(Stored data)
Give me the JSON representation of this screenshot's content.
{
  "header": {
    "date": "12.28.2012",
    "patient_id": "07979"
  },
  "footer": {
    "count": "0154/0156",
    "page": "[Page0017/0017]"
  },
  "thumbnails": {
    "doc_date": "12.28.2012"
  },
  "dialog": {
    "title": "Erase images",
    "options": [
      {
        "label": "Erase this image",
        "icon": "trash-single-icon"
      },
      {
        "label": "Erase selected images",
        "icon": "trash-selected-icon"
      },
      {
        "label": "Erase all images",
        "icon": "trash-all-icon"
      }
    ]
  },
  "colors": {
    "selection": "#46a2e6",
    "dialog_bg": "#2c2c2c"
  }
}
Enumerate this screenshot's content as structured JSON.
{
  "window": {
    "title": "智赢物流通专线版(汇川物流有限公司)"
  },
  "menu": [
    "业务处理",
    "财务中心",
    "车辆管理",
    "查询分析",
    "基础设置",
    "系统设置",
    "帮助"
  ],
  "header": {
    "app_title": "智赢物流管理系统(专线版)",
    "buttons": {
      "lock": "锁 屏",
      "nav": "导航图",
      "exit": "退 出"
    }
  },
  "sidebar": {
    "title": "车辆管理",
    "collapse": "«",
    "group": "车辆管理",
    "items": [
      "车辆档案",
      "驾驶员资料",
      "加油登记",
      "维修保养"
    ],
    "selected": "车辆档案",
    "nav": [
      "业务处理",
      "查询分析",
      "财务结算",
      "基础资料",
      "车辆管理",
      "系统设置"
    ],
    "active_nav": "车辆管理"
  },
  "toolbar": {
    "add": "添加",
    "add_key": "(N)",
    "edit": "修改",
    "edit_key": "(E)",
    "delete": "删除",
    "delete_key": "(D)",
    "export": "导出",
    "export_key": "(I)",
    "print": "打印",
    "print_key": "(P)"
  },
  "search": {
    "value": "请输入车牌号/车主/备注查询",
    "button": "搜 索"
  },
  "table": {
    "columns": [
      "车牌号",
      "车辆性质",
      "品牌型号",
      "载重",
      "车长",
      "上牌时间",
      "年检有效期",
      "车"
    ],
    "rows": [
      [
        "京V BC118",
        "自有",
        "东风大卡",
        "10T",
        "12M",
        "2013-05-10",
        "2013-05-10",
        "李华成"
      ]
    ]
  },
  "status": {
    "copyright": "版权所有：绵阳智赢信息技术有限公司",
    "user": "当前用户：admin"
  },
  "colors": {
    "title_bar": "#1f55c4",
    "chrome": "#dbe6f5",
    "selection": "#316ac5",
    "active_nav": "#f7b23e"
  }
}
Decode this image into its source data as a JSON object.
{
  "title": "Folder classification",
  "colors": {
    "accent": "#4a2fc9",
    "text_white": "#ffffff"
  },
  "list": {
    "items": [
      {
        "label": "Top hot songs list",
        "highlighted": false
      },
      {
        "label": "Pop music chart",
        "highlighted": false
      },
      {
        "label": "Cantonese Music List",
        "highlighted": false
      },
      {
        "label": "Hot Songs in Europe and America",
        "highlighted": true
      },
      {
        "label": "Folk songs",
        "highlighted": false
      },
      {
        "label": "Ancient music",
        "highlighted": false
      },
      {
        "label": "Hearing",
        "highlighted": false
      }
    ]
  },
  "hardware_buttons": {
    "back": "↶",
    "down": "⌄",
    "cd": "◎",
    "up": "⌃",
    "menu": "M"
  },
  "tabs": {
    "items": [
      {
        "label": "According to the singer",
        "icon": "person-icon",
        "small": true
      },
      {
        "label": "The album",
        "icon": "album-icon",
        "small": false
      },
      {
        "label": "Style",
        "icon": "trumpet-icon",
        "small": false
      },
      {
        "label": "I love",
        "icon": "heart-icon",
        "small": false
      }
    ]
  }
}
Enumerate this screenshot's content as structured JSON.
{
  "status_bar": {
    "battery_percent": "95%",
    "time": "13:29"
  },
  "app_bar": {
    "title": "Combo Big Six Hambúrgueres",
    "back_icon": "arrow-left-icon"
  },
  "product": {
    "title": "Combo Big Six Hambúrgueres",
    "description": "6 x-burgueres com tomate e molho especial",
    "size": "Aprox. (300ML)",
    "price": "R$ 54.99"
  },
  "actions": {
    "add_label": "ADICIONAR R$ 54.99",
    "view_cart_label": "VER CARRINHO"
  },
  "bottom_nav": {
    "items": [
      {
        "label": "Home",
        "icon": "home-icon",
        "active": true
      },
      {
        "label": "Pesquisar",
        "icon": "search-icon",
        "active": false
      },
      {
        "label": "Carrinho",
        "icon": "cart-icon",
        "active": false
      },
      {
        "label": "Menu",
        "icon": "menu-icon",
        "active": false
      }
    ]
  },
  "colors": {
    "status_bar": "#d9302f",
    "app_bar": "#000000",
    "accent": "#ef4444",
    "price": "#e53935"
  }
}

**Exercise description**
Copy all of the data exactly.

**Final result**
Give me the JSON representation of this screenshot's content.
{
  "header": {
    "date": "12.28.2012",
    "patient_id": "07979"
  },
  "footer": {
    "count": "0154/0156",
    "page": "[Page0017/0017]"
  },
  "thumbnails": {
    "doc_date": "12.28.2012"
  },
  "dialog": {
    "title": "Erase images",
    "options": [
      {
        "label": "Erase this image",
        "icon": "trash-single-icon"
      },
      {
        "label": "Erase selected images",
        "icon": "trash-selected-icon"
      },
      {
        "label": "Erase all images",
        "icon": "trash-all-icon"
      }
    ]
  },
  "colors": {
    "selection": "#46a2e6",
    "dialog_bg": "#2c2c2c"
  }
}
Enumerate this screenshot's content as structured JSON.
{
  "window": {
    "title": "智赢物流通专线版(汇川物流有限公司)"
  },
  "menu": [
    "业务处理",
    "财务中心",
    "车辆管理",
    "查询分析",
    "基础设置",
    "系统设置",
    "帮助"
  ],
  "header": {
    "app_title": "智赢物流管理系统(专线版)",
    "buttons": {
      "lock": "锁 屏",
      "nav": "导航图",
      "exit": "退 出"
    }
  },
  "sidebar": {
    "title": "车辆管理",
    "collapse": "«",
    "group": "车辆管理",
    "items": [
      "车辆档案",
      "驾驶员资料",
      "加油登记",
      "维修保养"
    ],
    "selected": "车辆档案",
    "nav": [
      "业务处理",
      "查询分析",
      "财务结算",
      "基础资料",
      "车辆管理",
      "系统设置"
    ],
    "active_nav": "车辆管理"
  },
  "toolbar": {
    "add": "添加",
    "add_key": "(N)",
    "edit": "修改",
    "edit_key": "(E)",
    "delete": "删除",
    "delete_key": "(D)",
    "export": "导出",
    "export_key": "(I)",
    "print": "打印",
    "print_key": "(P)"
  },
  "search": {
    "value": "请输入车牌号/车主/备注查询",
    "button": "搜 索"
  },
  "table": {
    "columns": [
      "车牌号",
      "车辆性质",
      "品牌型号",
      "载重",
      "车长",
      "上牌时间",
      "年检有效期",
      "车"
    ],
    "rows": [
      [
        "京V BC118",
        "自有",
        "东风大卡",
        "10T",
        "12M",
        "2013-05-10",
        "2013-05-10",
        "李华成"
      ]
    ]
  },
  "status": {
    "copyright": "版权所有：绵阳智赢信息技术有限公司",
    "user": "当前用户：admin"
  },
  "colors": {
    "title_bar": "#1f55c4",
    "chrome": "#dbe6f5",
    "selection": "#316ac5",
    "active_nav": "#f7b23e"
  }
}
Decode this image into its source data as a JSON object.
{
  "title": "Folder classification",
  "colors": {
    "accent": "#4a2fc9",
    "text_white": "#ffffff"
  },
  "list": {
    "items": [
      {
        "label": "Top hot songs list",
        "highlighted": false
      },
      {
        "label": "Pop music chart",
        "highlighted": false
      },
      {
        "label": "Cantonese Music List",
        "highlighted": false
      },
      {
        "label": "Hot Songs in Europe and America",
        "highlighted": true
      },
      {
        "label": "Folk songs",
        "highlighted": false
      },
      {
        "label": "Ancient music",
        "highlighted": false
      },
      {
        "label": "Hearing",
        "highlighted": false
      }
    ]
  },
  "hardware_buttons": {
    "back": "↶",
    "down": "⌄",
    "cd": "◎",
    "up": "⌃",
    "menu": "M"
  },
  "tabs": {
    "items": [
      {
        "label": "According to the singer",
        "icon": "person-icon",
        "small": true
      },
      {
        "label": "The album",
        "icon": "album-icon",
        "small": false
      },
      {
        "label": "Style",
        "icon": "trumpet-icon",
        "small": false
      },
      {
        "label": "I love",
        "icon": "heart-icon",
        "small": false
      }
    ]
  }
}
Enumerate this screenshot's content as structured JSON.
{
  "status_bar": {
    "battery_percent": "95%",
    "time": "13:29"
  },
  "app_bar": {
    "title": "Combo Big Six Hambúrgueres",
    "back_icon": "arrow-left-icon"
  },
  "product": {
    "title": "Combo Big Six Hambúrgueres",
    "description": "6 x-burgueres com tomate e molho especial",
    "size": "Aprox. (300ML)",
    "price": "R$ 54.99"
  },
  "actions": {
    "add_label": "ADICIONAR R$ 54.99",
    "view_cart_label": "VER CARRINHO"
  },
  "bottom_nav": {
    "items": [
      {
        "label": "Home",
        "icon": "home-icon",
        "active": true
      },
      {
        "label": "Pesquisar",
        "icon": "search-icon",
        "active": false
      },
      {
        "label": "Carrinho",
        "icon": "cart-icon",
        "active": false
      },
      {
        "label": "Menu",
        "icon": "menu-icon",
        "active": false
      }
    ]
  },
  "colors": {
    "status_bar": "#d9302f",
    "app_bar": "#000000",
    "accent": "#ef4444",
    "price": "#e53935"
  }
}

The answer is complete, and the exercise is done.